## Stored items
★ ★ ★ ★ ★

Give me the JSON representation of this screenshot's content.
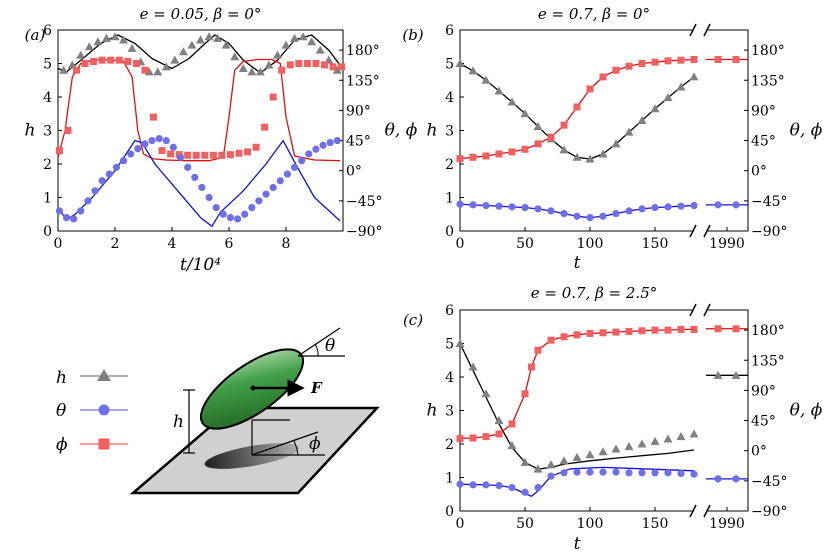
{
  "colors": {
    "h": "#808080",
    "theta": "#6f6fe6",
    "phi": "#f06060",
    "theta_line": "#1010dd",
    "phi_line": "#dd1010",
    "h_line": "#000000",
    "ellipsoid": "#2e7d32",
    "plane": "#d0d0d0"
  },
  "legend": {
    "h": "h",
    "theta": "θ",
    "phi": "ϕ"
  },
  "diagram": {
    "h": "h",
    "theta": "θ",
    "phi": "ϕ",
    "F": "F"
  },
  "chart_data": [
    {
      "panel": "(a)",
      "type": "line",
      "title": "e = 0.05, β = 0°",
      "xlabel": "t/10⁴",
      "ylabel_left": "h",
      "ylabel_right": "θ, ϕ",
      "xlim": [
        0,
        10
      ],
      "ylim_left": [
        0,
        6
      ],
      "ylim_right": [
        -90,
        210
      ],
      "xticks": [
        0,
        2,
        4,
        6,
        8
      ],
      "yticks_left": [
        0,
        1,
        2,
        3,
        4,
        5,
        6
      ],
      "yticks_right": [
        -90,
        -45,
        0,
        45,
        90,
        135,
        180
      ],
      "ytick_labels_right": [
        "−90°",
        "−45°",
        "0°",
        "45°",
        "90°",
        "135°",
        "180°"
      ],
      "series": [
        {
          "name": "h line",
          "axis": "left",
          "kind": "line",
          "color": "#000000",
          "x": [
            0,
            0.3,
            0.8,
            1.5,
            2.1,
            2.7,
            3.3,
            4.0,
            4.6,
            5.1,
            5.5,
            6.0,
            6.5,
            7.1,
            7.7,
            8.3,
            8.9,
            9.5,
            9.9
          ],
          "y": [
            4.85,
            4.75,
            5.1,
            5.6,
            5.85,
            5.6,
            5.15,
            4.85,
            5.15,
            5.55,
            5.85,
            5.6,
            5.1,
            4.72,
            5.1,
            5.7,
            5.85,
            5.4,
            4.95
          ]
        },
        {
          "name": "h",
          "axis": "left",
          "kind": "marker",
          "marker": "triangle",
          "color": "#808080",
          "x": [
            0.2,
            0.5,
            0.8,
            1.1,
            1.4,
            1.7,
            2.0,
            2.3,
            2.6,
            2.9,
            3.2,
            3.5,
            3.8,
            4.1,
            4.4,
            4.7,
            5.0,
            5.3,
            5.6,
            5.9,
            6.2,
            6.5,
            6.8,
            7.1,
            7.4,
            7.7,
            8.0,
            8.3,
            8.6,
            8.9,
            9.2,
            9.5,
            9.8
          ],
          "y": [
            4.8,
            4.95,
            5.25,
            5.5,
            5.65,
            5.75,
            5.8,
            5.7,
            5.45,
            5.05,
            4.75,
            4.75,
            4.9,
            5.1,
            5.35,
            5.55,
            5.7,
            5.8,
            5.75,
            5.55,
            5.2,
            4.85,
            4.75,
            4.75,
            4.95,
            5.25,
            5.55,
            5.75,
            5.8,
            5.65,
            5.4,
            5.1,
            4.8
          ]
        },
        {
          "name": "ϕ line",
          "axis": "right",
          "kind": "line",
          "color": "#dd1010",
          "x": [
            0,
            0.25,
            0.5,
            0.8,
            1.2,
            1.8,
            2.3,
            2.6,
            2.8,
            3.0,
            3.3,
            3.8,
            4.5,
            5.3,
            5.8,
            6.0,
            6.2,
            6.5,
            7.0,
            7.5,
            7.8,
            8.0,
            8.3,
            9.0,
            9.9
          ],
          "y": [
            20,
            60,
            140,
            160,
            165,
            166,
            163,
            140,
            60,
            25,
            18,
            16,
            15,
            15,
            20,
            80,
            150,
            163,
            166,
            166,
            160,
            80,
            22,
            16,
            15
          ]
        },
        {
          "name": "ϕ",
          "axis": "right",
          "kind": "marker",
          "marker": "square",
          "color": "#f06060",
          "x": [
            0.05,
            0.35,
            0.65,
            0.95,
            1.25,
            1.55,
            1.85,
            2.15,
            2.45,
            2.75,
            3.05,
            3.35,
            3.65,
            3.95,
            4.25,
            4.55,
            4.85,
            5.15,
            5.45,
            5.75,
            6.05,
            6.35,
            6.65,
            6.95,
            7.25,
            7.55,
            7.85,
            8.15,
            8.45,
            8.75,
            9.05,
            9.35,
            9.65,
            9.95
          ],
          "y": [
            30,
            60,
            150,
            160,
            163,
            165,
            165,
            165,
            163,
            160,
            150,
            80,
            30,
            25,
            24,
            23,
            23,
            23,
            23,
            23,
            24,
            26,
            28,
            35,
            65,
            110,
            150,
            158,
            160,
            160,
            160,
            158,
            155,
            155
          ]
        },
        {
          "name": "θ line",
          "axis": "right",
          "kind": "line",
          "color": "#1010dd",
          "x": [
            0,
            0.3,
            0.6,
            1.2,
            2.0,
            2.7,
            2.95,
            3.4,
            4.3,
            5.0,
            5.4,
            5.7,
            6.5,
            7.3,
            7.9,
            8.4,
            9.0,
            9.9
          ],
          "y": [
            -55,
            -73,
            -65,
            -40,
            0,
            45,
            42,
            10,
            -35,
            -70,
            -83,
            -62,
            -30,
            10,
            45,
            5,
            -40,
            -75
          ]
        },
        {
          "name": "θ",
          "axis": "right",
          "kind": "marker",
          "marker": "circle",
          "color": "#6f6fe6",
          "x": [
            0.05,
            0.3,
            0.55,
            0.8,
            1.05,
            1.3,
            1.55,
            1.8,
            2.05,
            2.3,
            2.55,
            2.8,
            3.05,
            3.3,
            3.55,
            3.8,
            4.05,
            4.3,
            4.55,
            4.8,
            5.05,
            5.3,
            5.55,
            5.8,
            6.05,
            6.3,
            6.55,
            6.8,
            7.05,
            7.3,
            7.55,
            7.8,
            8.05,
            8.3,
            8.55,
            8.8,
            9.05,
            9.3,
            9.55,
            9.8
          ],
          "y": [
            -60,
            -70,
            -72,
            -60,
            -45,
            -30,
            -15,
            -5,
            5,
            15,
            25,
            33,
            40,
            45,
            48,
            45,
            35,
            20,
            5,
            -10,
            -25,
            -40,
            -55,
            -65,
            -70,
            -72,
            -65,
            -55,
            -45,
            -35,
            -25,
            -15,
            -5,
            5,
            15,
            25,
            32,
            38,
            42,
            45
          ]
        }
      ]
    },
    {
      "panel": "(b)",
      "type": "line",
      "title": "e = 0.7, β = 0°",
      "xlabel": "t",
      "ylabel_left": "h",
      "ylabel_right": "θ, ϕ",
      "xlim": [
        0,
        180
      ],
      "ylim_left": [
        0,
        6
      ],
      "ylim_right": [
        -90,
        210
      ],
      "xticks": [
        0,
        50,
        100,
        150
      ],
      "break_tick": "1990",
      "yticks_left": [
        0,
        1,
        2,
        3,
        4,
        5,
        6
      ],
      "yticks_right": [
        -90,
        -45,
        0,
        45,
        90,
        135,
        180
      ],
      "ytick_labels_right": [
        "−90°",
        "−45°",
        "0°",
        "45°",
        "90°",
        "135°",
        "180°"
      ],
      "series": [
        {
          "name": "h",
          "axis": "left",
          "kind": "linemarker",
          "marker": "triangle",
          "color": "#000000",
          "marker_color": "#808080",
          "x": [
            0,
            10,
            20,
            30,
            40,
            50,
            60,
            70,
            80,
            90,
            100,
            110,
            120,
            130,
            140,
            150,
            160,
            170,
            180
          ],
          "y": [
            5.0,
            4.78,
            4.5,
            4.18,
            3.85,
            3.5,
            3.12,
            2.75,
            2.42,
            2.2,
            2.15,
            2.3,
            2.6,
            2.95,
            3.3,
            3.65,
            3.98,
            4.3,
            4.6
          ]
        },
        {
          "name": "ϕ",
          "axis": "right",
          "kind": "linemarker",
          "marker": "square",
          "color": "#dd1010",
          "marker_color": "#f06060",
          "x": [
            0,
            10,
            20,
            30,
            40,
            50,
            60,
            70,
            80,
            90,
            100,
            110,
            120,
            130,
            140,
            150,
            160,
            170,
            180
          ],
          "y": [
            18,
            20,
            22,
            25,
            28,
            32,
            40,
            50,
            68,
            95,
            122,
            140,
            150,
            156,
            160,
            162,
            164,
            165,
            166
          ]
        },
        {
          "name": "θ",
          "axis": "right",
          "kind": "linemarker",
          "marker": "circle",
          "color": "#1010dd",
          "marker_color": "#6f6fe6",
          "x": [
            0,
            10,
            20,
            30,
            40,
            50,
            60,
            70,
            80,
            90,
            100,
            110,
            120,
            130,
            140,
            150,
            160,
            170,
            180
          ],
          "y": [
            -50,
            -51,
            -52,
            -53,
            -54,
            -55,
            -57,
            -60,
            -64,
            -68,
            -70,
            -68,
            -64,
            -60,
            -57,
            -55,
            -54,
            -53,
            -52
          ]
        }
      ],
      "after_break": {
        "phi": 166,
        "theta": -51
      }
    },
    {
      "panel": "(c)",
      "type": "line",
      "title": "e = 0.7, β = 2.5°",
      "xlabel": "t",
      "ylabel_left": "h",
      "ylabel_right": "θ, ϕ",
      "xlim": [
        0,
        180
      ],
      "ylim_left": [
        0,
        6
      ],
      "ylim_right": [
        -90,
        210
      ],
      "xticks": [
        0,
        50,
        100,
        150
      ],
      "break_tick": "1990",
      "yticks_left": [
        0,
        1,
        2,
        3,
        4,
        5,
        6
      ],
      "yticks_right": [
        -90,
        -45,
        0,
        45,
        90,
        135,
        180
      ],
      "ytick_labels_right": [
        "−90°",
        "−45°",
        "0°",
        "45°",
        "90°",
        "135°",
        "180°"
      ],
      "series": [
        {
          "name": "h line",
          "axis": "left",
          "kind": "line",
          "color": "#000000",
          "x": [
            0,
            10,
            20,
            30,
            40,
            50,
            60,
            70,
            80,
            100,
            120,
            140,
            160,
            180
          ],
          "y": [
            5.0,
            4.2,
            3.4,
            2.6,
            1.9,
            1.45,
            1.25,
            1.3,
            1.4,
            1.5,
            1.58,
            1.65,
            1.72,
            1.82
          ]
        },
        {
          "name": "h",
          "axis": "left",
          "kind": "marker",
          "marker": "triangle",
          "color": "#808080",
          "x": [
            0,
            10,
            20,
            30,
            40,
            50,
            60,
            70,
            80,
            90,
            100,
            110,
            120,
            130,
            140,
            150,
            160,
            170,
            180
          ],
          "y": [
            5.0,
            4.3,
            3.5,
            2.7,
            1.95,
            1.45,
            1.25,
            1.38,
            1.5,
            1.6,
            1.68,
            1.77,
            1.85,
            1.92,
            2.0,
            2.08,
            2.15,
            2.22,
            2.3
          ]
        },
        {
          "name": "ϕ",
          "axis": "right",
          "kind": "linemarker",
          "marker": "square",
          "color": "#dd1010",
          "marker_color": "#f06060",
          "x": [
            0,
            10,
            20,
            30,
            40,
            50,
            55,
            60,
            70,
            80,
            90,
            100,
            110,
            120,
            130,
            140,
            150,
            160,
            170,
            180
          ],
          "y": [
            18,
            19,
            21,
            25,
            40,
            85,
            125,
            150,
            165,
            170,
            173,
            175,
            176,
            177,
            178,
            179,
            180,
            180,
            181,
            181
          ]
        },
        {
          "name": "θ line",
          "axis": "right",
          "kind": "line",
          "color": "#1010dd",
          "x": [
            0,
            20,
            30,
            40,
            50,
            55,
            60,
            70,
            85,
            110,
            140,
            180
          ],
          "y": [
            -50,
            -51,
            -52,
            -55,
            -64,
            -68,
            -60,
            -38,
            -27,
            -25,
            -27,
            -30
          ]
        },
        {
          "name": "θ",
          "axis": "right",
          "kind": "marker",
          "marker": "circle",
          "color": "#6f6fe6",
          "x": [
            0,
            10,
            20,
            30,
            40,
            50,
            60,
            70,
            80,
            90,
            100,
            110,
            120,
            130,
            140,
            150,
            160,
            170,
            180
          ],
          "y": [
            -50,
            -51,
            -51,
            -52,
            -55,
            -62,
            -55,
            -38,
            -33,
            -32,
            -32,
            -32,
            -32,
            -33,
            -33,
            -33,
            -33,
            -34,
            -35
          ]
        }
      ],
      "after_break": {
        "phi": 182,
        "theta": -42,
        "h": 4.05
      }
    }
  ]
}
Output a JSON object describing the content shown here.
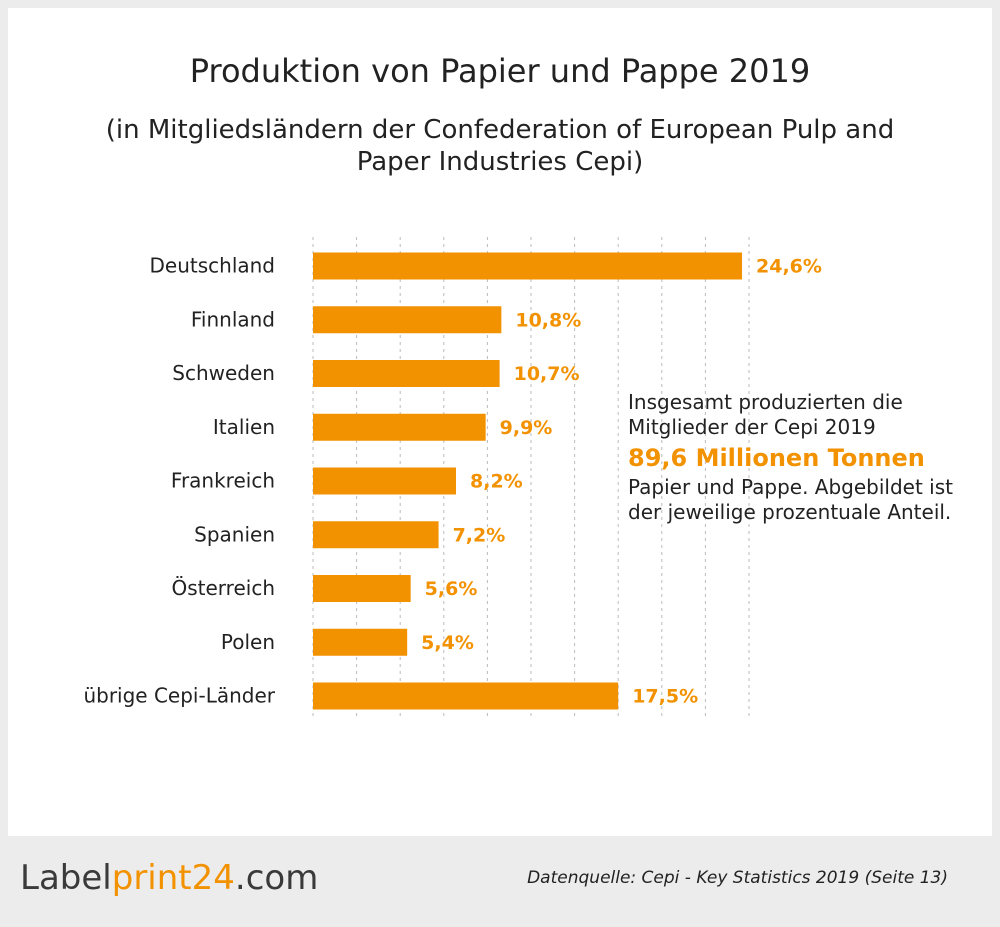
{
  "chart_data": {
    "type": "hbar",
    "title": "Produktion von Papier und Pappe 2019",
    "subtitle": "(in Mitgliedsländern der Confederation of European Pulp and Paper Industries Cepi)",
    "categories": [
      "Deutschland",
      "Finnland",
      "Schweden",
      "Italien",
      "Frankreich",
      "Spanien",
      "Österreich",
      "Polen",
      "übrige Cepi-Länder"
    ],
    "values": [
      24.6,
      10.8,
      10.7,
      9.9,
      8.2,
      7.2,
      5.6,
      5.4,
      17.5
    ],
    "value_labels": [
      "24,6%",
      "10,8%",
      "10,7%",
      "9,9%",
      "8,2%",
      "7,2%",
      "5,6%",
      "5,4%",
      "17,5%"
    ],
    "color": "#f39200",
    "xlim": [
      0,
      25
    ],
    "xticks": [
      0,
      2.5,
      5,
      7.5,
      10,
      12.5,
      15,
      17.5,
      20,
      22.5,
      25
    ],
    "grid": true,
    "annotation": {
      "intro": "Insgesamt produzierten die Mitglieder der Cepi 2019",
      "highlight": "89,6 Millionen Tonnen",
      "outro": "Papier und Pappe. Abgebildet ist der jeweilige prozentuale Anteil."
    }
  },
  "footer": {
    "logo": [
      "Label",
      "print24",
      ".com"
    ],
    "source": "Datenquelle: Cepi - Key Statistics 2019 (Seite 13)"
  }
}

★ ★ ★ ★ ★

## Required work
Copy each line that holds the word "content".

## Task output
Give me the JSON representation of this screenshot's content.
Output a JSON object describing the content shown here.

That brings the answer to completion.